Dataset entries on figures

_ _ _ _

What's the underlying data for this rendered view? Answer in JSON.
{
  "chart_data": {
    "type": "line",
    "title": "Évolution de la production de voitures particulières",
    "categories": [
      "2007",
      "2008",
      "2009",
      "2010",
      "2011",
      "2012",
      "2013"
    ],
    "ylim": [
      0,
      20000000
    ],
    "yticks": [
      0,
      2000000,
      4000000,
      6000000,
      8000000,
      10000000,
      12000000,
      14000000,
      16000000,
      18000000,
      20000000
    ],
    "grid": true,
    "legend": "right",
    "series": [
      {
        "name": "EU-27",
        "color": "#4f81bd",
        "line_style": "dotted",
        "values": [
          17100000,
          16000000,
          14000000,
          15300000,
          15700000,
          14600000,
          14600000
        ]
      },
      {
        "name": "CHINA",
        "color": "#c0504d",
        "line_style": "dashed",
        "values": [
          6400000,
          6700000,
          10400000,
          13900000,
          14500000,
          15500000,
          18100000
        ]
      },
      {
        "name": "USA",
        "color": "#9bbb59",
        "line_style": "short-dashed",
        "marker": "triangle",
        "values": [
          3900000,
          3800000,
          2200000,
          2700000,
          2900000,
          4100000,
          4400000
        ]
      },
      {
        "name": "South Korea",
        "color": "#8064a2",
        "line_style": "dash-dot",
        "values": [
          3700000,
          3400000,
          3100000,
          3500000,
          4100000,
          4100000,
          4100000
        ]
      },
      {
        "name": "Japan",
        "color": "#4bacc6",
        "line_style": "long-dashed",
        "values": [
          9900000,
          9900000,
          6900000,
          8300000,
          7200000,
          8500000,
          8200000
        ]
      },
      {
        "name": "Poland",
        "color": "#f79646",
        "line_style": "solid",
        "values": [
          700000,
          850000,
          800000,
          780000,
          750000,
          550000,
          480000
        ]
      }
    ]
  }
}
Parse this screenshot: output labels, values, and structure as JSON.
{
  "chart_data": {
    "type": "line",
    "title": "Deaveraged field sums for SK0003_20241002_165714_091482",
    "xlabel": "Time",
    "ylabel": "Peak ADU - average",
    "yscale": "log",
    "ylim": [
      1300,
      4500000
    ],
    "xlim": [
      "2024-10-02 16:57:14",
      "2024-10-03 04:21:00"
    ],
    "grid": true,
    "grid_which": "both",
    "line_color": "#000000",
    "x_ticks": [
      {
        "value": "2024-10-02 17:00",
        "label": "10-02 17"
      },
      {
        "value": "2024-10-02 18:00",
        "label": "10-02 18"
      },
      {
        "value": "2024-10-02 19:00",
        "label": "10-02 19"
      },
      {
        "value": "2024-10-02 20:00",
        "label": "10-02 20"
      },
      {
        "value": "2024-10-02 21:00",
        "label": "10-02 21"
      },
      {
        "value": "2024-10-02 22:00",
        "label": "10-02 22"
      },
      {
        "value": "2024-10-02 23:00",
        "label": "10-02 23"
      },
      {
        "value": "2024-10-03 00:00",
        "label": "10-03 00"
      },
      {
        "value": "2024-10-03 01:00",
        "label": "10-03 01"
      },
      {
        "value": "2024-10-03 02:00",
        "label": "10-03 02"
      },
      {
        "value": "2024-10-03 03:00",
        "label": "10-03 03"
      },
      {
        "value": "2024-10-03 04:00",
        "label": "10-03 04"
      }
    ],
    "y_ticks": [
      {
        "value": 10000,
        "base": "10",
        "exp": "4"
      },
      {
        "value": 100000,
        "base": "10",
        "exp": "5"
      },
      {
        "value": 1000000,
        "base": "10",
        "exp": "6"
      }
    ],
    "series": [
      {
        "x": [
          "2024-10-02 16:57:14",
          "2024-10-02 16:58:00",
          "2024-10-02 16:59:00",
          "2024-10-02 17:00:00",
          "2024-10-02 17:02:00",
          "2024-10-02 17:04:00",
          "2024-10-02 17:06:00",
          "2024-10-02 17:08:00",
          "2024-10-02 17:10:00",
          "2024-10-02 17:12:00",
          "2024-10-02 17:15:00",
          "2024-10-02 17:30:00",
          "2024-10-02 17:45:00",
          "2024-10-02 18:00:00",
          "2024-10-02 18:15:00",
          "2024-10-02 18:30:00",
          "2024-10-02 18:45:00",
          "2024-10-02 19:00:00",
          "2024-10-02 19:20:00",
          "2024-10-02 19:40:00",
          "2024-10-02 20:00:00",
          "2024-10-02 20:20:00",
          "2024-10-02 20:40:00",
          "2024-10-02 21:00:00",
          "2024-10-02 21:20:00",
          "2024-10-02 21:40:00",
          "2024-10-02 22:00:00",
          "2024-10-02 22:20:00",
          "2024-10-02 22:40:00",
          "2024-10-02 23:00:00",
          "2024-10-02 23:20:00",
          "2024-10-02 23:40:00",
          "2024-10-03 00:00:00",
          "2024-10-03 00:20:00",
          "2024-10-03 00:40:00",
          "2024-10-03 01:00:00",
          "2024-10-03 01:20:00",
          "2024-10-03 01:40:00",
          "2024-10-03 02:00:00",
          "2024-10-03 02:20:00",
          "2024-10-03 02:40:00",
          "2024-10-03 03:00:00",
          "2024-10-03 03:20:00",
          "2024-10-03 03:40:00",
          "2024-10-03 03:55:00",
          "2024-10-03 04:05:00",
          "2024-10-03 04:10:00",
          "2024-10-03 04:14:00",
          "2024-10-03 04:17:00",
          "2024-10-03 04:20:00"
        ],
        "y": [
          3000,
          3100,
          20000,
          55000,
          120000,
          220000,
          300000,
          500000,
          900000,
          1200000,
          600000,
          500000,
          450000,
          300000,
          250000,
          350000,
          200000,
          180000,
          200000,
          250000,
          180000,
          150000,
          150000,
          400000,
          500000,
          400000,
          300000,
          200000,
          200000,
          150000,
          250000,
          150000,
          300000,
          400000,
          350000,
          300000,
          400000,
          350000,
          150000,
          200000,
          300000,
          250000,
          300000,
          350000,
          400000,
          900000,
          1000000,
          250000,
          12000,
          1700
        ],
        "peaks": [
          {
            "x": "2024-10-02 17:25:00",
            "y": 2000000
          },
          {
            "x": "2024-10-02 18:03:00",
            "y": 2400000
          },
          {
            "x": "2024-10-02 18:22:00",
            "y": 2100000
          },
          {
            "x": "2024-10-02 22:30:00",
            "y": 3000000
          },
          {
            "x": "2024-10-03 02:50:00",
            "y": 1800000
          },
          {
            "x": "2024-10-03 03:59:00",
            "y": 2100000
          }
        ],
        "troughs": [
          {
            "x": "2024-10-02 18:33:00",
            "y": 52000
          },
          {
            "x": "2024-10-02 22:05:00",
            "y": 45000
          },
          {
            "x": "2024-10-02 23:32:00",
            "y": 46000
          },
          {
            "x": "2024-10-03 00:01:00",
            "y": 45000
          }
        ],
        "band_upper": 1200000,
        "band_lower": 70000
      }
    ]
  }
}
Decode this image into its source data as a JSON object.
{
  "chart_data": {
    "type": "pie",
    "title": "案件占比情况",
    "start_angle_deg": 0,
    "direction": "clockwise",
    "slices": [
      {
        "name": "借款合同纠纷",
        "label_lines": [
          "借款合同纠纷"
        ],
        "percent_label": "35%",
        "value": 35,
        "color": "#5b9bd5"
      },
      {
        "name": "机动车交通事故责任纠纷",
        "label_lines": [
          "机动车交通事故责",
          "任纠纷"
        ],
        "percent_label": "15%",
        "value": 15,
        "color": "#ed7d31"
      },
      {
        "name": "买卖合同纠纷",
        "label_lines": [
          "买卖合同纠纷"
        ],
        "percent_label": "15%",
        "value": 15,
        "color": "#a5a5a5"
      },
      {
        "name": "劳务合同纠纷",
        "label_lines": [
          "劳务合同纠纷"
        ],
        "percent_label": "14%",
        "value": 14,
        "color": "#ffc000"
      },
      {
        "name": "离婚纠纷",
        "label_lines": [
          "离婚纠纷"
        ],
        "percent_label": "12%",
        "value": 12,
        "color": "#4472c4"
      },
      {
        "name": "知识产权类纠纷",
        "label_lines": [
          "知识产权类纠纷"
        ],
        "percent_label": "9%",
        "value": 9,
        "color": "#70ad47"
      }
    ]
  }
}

_ _ _ _

● **Exercise instructions**
Write out every line of the listing that holds the word "dashed".

● **Task output**
        "line_style": "dashed",
        "line_style": "short-dashed",
        "line_style": "long-dashed",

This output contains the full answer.